Restate the full set of records exactly, without adding or dropping a word.
•••
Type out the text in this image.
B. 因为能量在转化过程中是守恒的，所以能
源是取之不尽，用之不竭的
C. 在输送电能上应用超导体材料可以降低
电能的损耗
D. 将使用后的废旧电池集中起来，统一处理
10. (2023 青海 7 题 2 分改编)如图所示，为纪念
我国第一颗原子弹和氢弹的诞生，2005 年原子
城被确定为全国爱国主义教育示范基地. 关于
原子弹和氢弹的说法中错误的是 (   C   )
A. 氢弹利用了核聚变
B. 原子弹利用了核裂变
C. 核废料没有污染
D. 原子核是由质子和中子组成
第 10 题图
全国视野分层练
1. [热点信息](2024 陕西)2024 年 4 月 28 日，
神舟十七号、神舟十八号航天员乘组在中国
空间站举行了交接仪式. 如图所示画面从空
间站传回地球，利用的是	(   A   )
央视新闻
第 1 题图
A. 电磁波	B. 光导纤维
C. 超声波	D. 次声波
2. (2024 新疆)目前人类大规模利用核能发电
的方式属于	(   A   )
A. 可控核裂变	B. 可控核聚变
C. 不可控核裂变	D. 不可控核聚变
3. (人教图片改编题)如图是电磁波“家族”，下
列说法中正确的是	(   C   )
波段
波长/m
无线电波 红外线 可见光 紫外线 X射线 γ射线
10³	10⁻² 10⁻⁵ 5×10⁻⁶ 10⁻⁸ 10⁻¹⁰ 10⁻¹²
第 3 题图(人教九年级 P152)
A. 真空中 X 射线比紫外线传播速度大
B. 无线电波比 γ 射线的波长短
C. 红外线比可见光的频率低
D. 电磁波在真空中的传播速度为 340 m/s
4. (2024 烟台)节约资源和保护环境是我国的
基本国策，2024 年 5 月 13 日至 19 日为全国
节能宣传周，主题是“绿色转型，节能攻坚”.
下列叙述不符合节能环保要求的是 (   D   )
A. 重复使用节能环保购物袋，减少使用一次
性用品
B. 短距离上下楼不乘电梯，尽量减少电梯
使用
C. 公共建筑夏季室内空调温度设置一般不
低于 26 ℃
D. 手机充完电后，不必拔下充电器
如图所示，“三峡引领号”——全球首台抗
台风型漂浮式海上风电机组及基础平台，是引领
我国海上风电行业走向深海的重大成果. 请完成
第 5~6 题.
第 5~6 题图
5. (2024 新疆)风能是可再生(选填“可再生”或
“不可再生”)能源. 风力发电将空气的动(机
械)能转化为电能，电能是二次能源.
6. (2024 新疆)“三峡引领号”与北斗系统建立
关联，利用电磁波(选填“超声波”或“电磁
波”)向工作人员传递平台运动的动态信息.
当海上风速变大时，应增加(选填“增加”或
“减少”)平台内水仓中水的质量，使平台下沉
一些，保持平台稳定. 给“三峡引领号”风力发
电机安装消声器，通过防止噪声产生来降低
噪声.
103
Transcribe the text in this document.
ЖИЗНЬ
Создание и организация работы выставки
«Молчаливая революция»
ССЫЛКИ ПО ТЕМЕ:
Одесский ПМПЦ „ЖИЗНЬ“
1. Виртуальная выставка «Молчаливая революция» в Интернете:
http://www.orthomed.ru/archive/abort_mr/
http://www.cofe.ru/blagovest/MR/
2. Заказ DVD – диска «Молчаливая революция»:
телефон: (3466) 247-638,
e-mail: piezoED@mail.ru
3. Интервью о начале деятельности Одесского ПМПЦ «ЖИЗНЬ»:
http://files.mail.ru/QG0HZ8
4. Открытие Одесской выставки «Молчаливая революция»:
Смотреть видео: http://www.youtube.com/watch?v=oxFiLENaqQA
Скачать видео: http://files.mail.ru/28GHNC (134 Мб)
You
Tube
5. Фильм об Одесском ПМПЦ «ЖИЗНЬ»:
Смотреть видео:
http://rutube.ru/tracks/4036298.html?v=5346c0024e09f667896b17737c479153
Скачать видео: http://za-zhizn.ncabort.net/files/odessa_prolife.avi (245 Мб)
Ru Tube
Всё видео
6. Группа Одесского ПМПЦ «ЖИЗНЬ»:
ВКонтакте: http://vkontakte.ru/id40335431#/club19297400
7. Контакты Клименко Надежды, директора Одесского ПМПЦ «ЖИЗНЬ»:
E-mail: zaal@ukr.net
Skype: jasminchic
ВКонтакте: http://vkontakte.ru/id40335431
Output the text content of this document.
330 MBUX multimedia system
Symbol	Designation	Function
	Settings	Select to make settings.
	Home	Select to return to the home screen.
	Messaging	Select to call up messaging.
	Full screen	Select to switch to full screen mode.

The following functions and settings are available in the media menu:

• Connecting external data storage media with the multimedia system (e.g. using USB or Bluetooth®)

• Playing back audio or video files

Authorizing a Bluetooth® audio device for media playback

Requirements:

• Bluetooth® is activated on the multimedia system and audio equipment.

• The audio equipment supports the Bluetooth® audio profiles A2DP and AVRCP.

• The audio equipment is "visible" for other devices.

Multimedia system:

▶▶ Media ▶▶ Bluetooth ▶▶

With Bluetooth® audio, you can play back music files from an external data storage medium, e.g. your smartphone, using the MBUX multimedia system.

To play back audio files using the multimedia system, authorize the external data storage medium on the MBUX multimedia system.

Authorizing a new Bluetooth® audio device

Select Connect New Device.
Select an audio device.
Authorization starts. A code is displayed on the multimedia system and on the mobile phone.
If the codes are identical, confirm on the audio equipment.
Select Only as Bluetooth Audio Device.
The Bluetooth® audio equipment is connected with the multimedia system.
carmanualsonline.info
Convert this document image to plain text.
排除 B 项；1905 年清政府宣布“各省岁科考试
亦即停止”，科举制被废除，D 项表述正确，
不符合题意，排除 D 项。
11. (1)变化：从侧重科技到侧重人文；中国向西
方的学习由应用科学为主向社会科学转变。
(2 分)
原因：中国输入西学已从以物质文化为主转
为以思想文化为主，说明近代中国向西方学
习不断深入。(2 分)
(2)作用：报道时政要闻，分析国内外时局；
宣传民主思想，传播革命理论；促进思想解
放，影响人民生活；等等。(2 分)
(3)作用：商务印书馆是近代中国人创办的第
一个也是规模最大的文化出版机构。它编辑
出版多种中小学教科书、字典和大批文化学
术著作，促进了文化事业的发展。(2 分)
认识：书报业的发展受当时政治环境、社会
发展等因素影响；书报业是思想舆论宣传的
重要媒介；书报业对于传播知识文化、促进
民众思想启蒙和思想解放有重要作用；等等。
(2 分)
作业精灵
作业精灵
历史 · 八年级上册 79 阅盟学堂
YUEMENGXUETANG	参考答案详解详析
•••
(ANSWER FOR THE TASK)
Type out the text in this image.
B. 因为能量在转化过程中是守恒的，所以能
源是取之不尽，用之不竭的
C. 在输送电能上应用超导体材料可以降低
电能的损耗
D. 将使用后的废旧电池集中起来，统一处理
10. (2023 青海 7 题 2 分改编)如图所示，为纪念
我国第一颗原子弹和氢弹的诞生，2005 年原子
城被确定为全国爱国主义教育示范基地. 关于
原子弹和氢弹的说法中错误的是 (   C   )
A. 氢弹利用了核聚变
B. 原子弹利用了核裂变
C. 核废料没有污染
D. 原子核是由质子和中子组成
第 10 题图
全国视野分层练
1. [热点信息](2024 陕西)2024 年 4 月 28 日，
神舟十七号、神舟十八号航天员乘组在中国
空间站举行了交接仪式. 如图所示画面从空
间站传回地球，利用的是	(   A   )
央视新闻
第 1 题图
A. 电磁波	B. 光导纤维
C. 超声波	D. 次声波
2. (2024 新疆)目前人类大规模利用核能发电
的方式属于	(   A   )
A. 可控核裂变	B. 可控核聚变
C. 不可控核裂变	D. 不可控核聚变
3. (人教图片改编题)如图是电磁波“家族”，下
列说法中正确的是	(   C   )
波段
波长/m
无线电波 红外线 可见光 紫外线 X射线 γ射线
10³	10⁻² 10⁻⁵ 5×10⁻⁶ 10⁻⁸ 10⁻¹⁰ 10⁻¹²
第 3 题图(人教九年级 P152)
A. 真空中 X 射线比紫外线传播速度大
B. 无线电波比 γ 射线的波长短
C. 红外线比可见光的频率低
D. 电磁波在真空中的传播速度为 340 m/s
4. (2024 烟台)节约资源和保护环境是我国的
基本国策，2024 年 5 月 13 日至 19 日为全国
节能宣传周，主题是“绿色转型，节能攻坚”.
下列叙述不符合节能环保要求的是 (   D   )
A. 重复使用节能环保购物袋，减少使用一次
性用品
B. 短距离上下楼不乘电梯，尽量减少电梯
使用
C. 公共建筑夏季室内空调温度设置一般不
低于 26 ℃
D. 手机充完电后，不必拔下充电器
如图所示，“三峡引领号”——全球首台抗
台风型漂浮式海上风电机组及基础平台，是引领
我国海上风电行业走向深海的重大成果. 请完成
第 5~6 题.
第 5~6 题图
5. (2024 新疆)风能是可再生(选填“可再生”或
“不可再生”)能源. 风力发电将空气的动(机
械)能转化为电能，电能是二次能源.
6. (2024 新疆)“三峡引领号”与北斗系统建立
关联，利用电磁波(选填“超声波”或“电磁
波”)向工作人员传递平台运动的动态信息.
当海上风速变大时，应增加(选填“增加”或
“减少”)平台内水仓中水的质量，使平台下沉
一些，保持平台稳定. 给“三峡引领号”风力发
电机安装消声器，通过防止噪声产生来降低
噪声.
103
Transcribe the text in this document.
ЖИЗНЬ
Создание и организация работы выставки
«Молчаливая революция»
ССЫЛКИ ПО ТЕМЕ:
Одесский ПМПЦ „ЖИЗНЬ“
1. Виртуальная выставка «Молчаливая революция» в Интернете:
http://www.orthomed.ru/archive/abort_mr/
http://www.cofe.ru/blagovest/MR/
2. Заказ DVD – диска «Молчаливая революция»:
телефон: (3466) 247-638,
e-mail: piezoED@mail.ru
3. Интервью о начале деятельности Одесского ПМПЦ «ЖИЗНЬ»:
http://files.mail.ru/QG0HZ8
4. Открытие Одесской выставки «Молчаливая революция»:
Смотреть видео: http://www.youtube.com/watch?v=oxFiLENaqQA
Скачать видео: http://files.mail.ru/28GHNC (134 Мб)
You
Tube
5. Фильм об Одесском ПМПЦ «ЖИЗНЬ»:
Смотреть видео:
http://rutube.ru/tracks/4036298.html?v=5346c0024e09f667896b17737c479153
Скачать видео: http://za-zhizn.ncabort.net/files/odessa_prolife.avi (245 Мб)
Ru Tube
Всё видео
6. Группа Одесского ПМПЦ «ЖИЗНЬ»:
ВКонтакте: http://vkontakte.ru/id40335431#/club19297400
7. Контакты Клименко Надежды, директора Одесского ПМПЦ «ЖИЗНЬ»:
E-mail: zaal@ukr.net
Skype: jasminchic
ВКонтакте: http://vkontakte.ru/id40335431
Output the text content of this document.
330 MBUX multimedia system
Symbol	Designation	Function
	Settings	Select to make settings.
	Home	Select to return to the home screen.
	Messaging	Select to call up messaging.
	Full screen	Select to switch to full screen mode.

The following functions and settings are available in the media menu:

• Connecting external data storage media with the multimedia system (e.g. using USB or Bluetooth®)

• Playing back audio or video files

Authorizing a Bluetooth® audio device for media playback

Requirements:

• Bluetooth® is activated on the multimedia system and audio equipment.

• The audio equipment supports the Bluetooth® audio profiles A2DP and AVRCP.

• The audio equipment is "visible" for other devices.

Multimedia system:

▶▶ Media ▶▶ Bluetooth ▶▶

With Bluetooth® audio, you can play back music files from an external data storage medium, e.g. your smartphone, using the MBUX multimedia system.

To play back audio files using the multimedia system, authorize the external data storage medium on the MBUX multimedia system.

Authorizing a new Bluetooth® audio device

Select Connect New Device.
Select an audio device.
Authorization starts. A code is displayed on the multimedia system and on the mobile phone.
If the codes are identical, confirm on the audio equipment.
Select Only as Bluetooth Audio Device.
The Bluetooth® audio equipment is connected with the multimedia system.
carmanualsonline.info
Convert this document image to plain text.
排除 B 项；1905 年清政府宣布“各省岁科考试
亦即停止”，科举制被废除，D 项表述正确，
不符合题意，排除 D 项。
11. (1)变化：从侧重科技到侧重人文；中国向西
方的学习由应用科学为主向社会科学转变。
(2 分)
原因：中国输入西学已从以物质文化为主转
为以思想文化为主，说明近代中国向西方学
习不断深入。(2 分)
(2)作用：报道时政要闻，分析国内外时局；
宣传民主思想，传播革命理论；促进思想解
放，影响人民生活；等等。(2 分)
(3)作用：商务印书馆是近代中国人创办的第
一个也是规模最大的文化出版机构。它编辑
出版多种中小学教科书、字典和大批文化学
术著作，促进了文化事业的发展。(2 分)
认识：书报业的发展受当时政治环境、社会
发展等因素影响；书报业是思想舆论宣传的
重要媒介；书报业对于传播知识文化、促进
民众思想启蒙和思想解放有重要作用；等等。
(2 分)
作业精灵
作业精灵
历史 · 八年级上册 79 阅盟学堂
YUEMENGXUETANG	参考答案详解详析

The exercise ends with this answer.